[Figure content listings]
···
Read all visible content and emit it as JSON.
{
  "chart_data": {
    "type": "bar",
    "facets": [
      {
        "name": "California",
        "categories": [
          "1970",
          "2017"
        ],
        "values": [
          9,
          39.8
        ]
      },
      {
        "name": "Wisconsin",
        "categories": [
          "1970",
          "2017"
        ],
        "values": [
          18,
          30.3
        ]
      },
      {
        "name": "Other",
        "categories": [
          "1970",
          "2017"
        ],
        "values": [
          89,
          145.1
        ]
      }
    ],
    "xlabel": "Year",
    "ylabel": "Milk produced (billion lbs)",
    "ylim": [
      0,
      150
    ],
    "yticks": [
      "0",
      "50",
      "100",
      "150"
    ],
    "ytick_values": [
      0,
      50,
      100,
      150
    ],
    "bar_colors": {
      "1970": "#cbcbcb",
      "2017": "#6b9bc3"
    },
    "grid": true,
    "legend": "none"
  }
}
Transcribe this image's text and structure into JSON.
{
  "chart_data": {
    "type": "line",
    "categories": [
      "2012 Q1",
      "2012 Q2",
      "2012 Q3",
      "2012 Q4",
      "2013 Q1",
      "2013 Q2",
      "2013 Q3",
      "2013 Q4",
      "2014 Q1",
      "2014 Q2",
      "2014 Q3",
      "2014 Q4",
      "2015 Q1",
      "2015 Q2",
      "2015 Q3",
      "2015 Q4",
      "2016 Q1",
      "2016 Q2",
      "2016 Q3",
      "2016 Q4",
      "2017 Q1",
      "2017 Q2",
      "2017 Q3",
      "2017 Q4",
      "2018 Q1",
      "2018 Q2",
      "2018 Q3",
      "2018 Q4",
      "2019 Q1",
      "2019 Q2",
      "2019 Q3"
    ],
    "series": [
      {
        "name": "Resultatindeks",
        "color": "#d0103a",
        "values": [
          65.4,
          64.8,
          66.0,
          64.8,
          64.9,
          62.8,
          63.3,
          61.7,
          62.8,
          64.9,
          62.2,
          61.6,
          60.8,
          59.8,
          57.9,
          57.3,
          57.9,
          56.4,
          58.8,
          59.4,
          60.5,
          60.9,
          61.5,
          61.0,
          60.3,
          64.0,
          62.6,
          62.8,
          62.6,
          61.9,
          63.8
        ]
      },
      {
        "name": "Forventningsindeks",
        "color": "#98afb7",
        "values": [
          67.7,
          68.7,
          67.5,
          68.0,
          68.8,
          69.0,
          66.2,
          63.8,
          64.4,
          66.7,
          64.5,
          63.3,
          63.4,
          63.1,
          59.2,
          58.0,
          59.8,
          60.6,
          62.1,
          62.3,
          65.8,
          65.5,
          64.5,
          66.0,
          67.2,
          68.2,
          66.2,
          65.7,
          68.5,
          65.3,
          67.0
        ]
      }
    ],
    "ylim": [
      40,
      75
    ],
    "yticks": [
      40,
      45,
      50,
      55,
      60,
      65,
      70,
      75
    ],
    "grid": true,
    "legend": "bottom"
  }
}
···
#### TASK STATEMENT
Give the listing above again, word for word.

#### THE REPLY
Read all visible content and emit it as JSON.
{
  "chart_data": {
    "type": "bar",
    "facets": [
      {
        "name": "California",
        "categories": [
          "1970",
          "2017"
        ],
        "values": [
          9,
          39.8
        ]
      },
      {
        "name": "Wisconsin",
        "categories": [
          "1970",
          "2017"
        ],
        "values": [
          18,
          30.3
        ]
      },
      {
        "name": "Other",
        "categories": [
          "1970",
          "2017"
        ],
        "values": [
          89,
          145.1
        ]
      }
    ],
    "xlabel": "Year",
    "ylabel": "Milk produced (billion lbs)",
    "ylim": [
      0,
      150
    ],
    "yticks": [
      "0",
      "50",
      "100",
      "150"
    ],
    "ytick_values": [
      0,
      50,
      100,
      150
    ],
    "bar_colors": {
      "1970": "#cbcbcb",
      "2017": "#6b9bc3"
    },
    "grid": true,
    "legend": "none"
  }
}
Transcribe this image's text and structure into JSON.
{
  "chart_data": {
    "type": "line",
    "categories": [
      "2012 Q1",
      "2012 Q2",
      "2012 Q3",
      "2012 Q4",
      "2013 Q1",
      "2013 Q2",
      "2013 Q3",
      "2013 Q4",
      "2014 Q1",
      "2014 Q2",
      "2014 Q3",
      "2014 Q4",
      "2015 Q1",
      "2015 Q2",
      "2015 Q3",
      "2015 Q4",
      "2016 Q1",
      "2016 Q2",
      "2016 Q3",
      "2016 Q4",
      "2017 Q1",
      "2017 Q2",
      "2017 Q3",
      "2017 Q4",
      "2018 Q1",
      "2018 Q2",
      "2018 Q3",
      "2018 Q4",
      "2019 Q1",
      "2019 Q2",
      "2019 Q3"
    ],
    "series": [
      {
        "name": "Resultatindeks",
        "color": "#d0103a",
        "values": [
          65.4,
          64.8,
          66.0,
          64.8,
          64.9,
          62.8,
          63.3,
          61.7,
          62.8,
          64.9,
          62.2,
          61.6,
          60.8,
          59.8,
          57.9,
          57.3,
          57.9,
          56.4,
          58.8,
          59.4,
          60.5,
          60.9,
          61.5,
          61.0,
          60.3,
          64.0,
          62.6,
          62.8,
          62.6,
          61.9,
          63.8
        ]
      },
      {
        "name": "Forventningsindeks",
        "color": "#98afb7",
        "values": [
          67.7,
          68.7,
          67.5,
          68.0,
          68.8,
          69.0,
          66.2,
          63.8,
          64.4,
          66.7,
          64.5,
          63.3,
          63.4,
          63.1,
          59.2,
          58.0,
          59.8,
          60.6,
          62.1,
          62.3,
          65.8,
          65.5,
          64.5,
          66.0,
          67.2,
          68.2,
          66.2,
          65.7,
          68.5,
          65.3,
          67.0
        ]
      }
    ],
    "ylim": [
      40,
      75
    ],
    "yticks": [
      40,
      45,
      50,
      55,
      60,
      65,
      70,
      75
    ],
    "grid": true,
    "legend": "bottom"
  }
}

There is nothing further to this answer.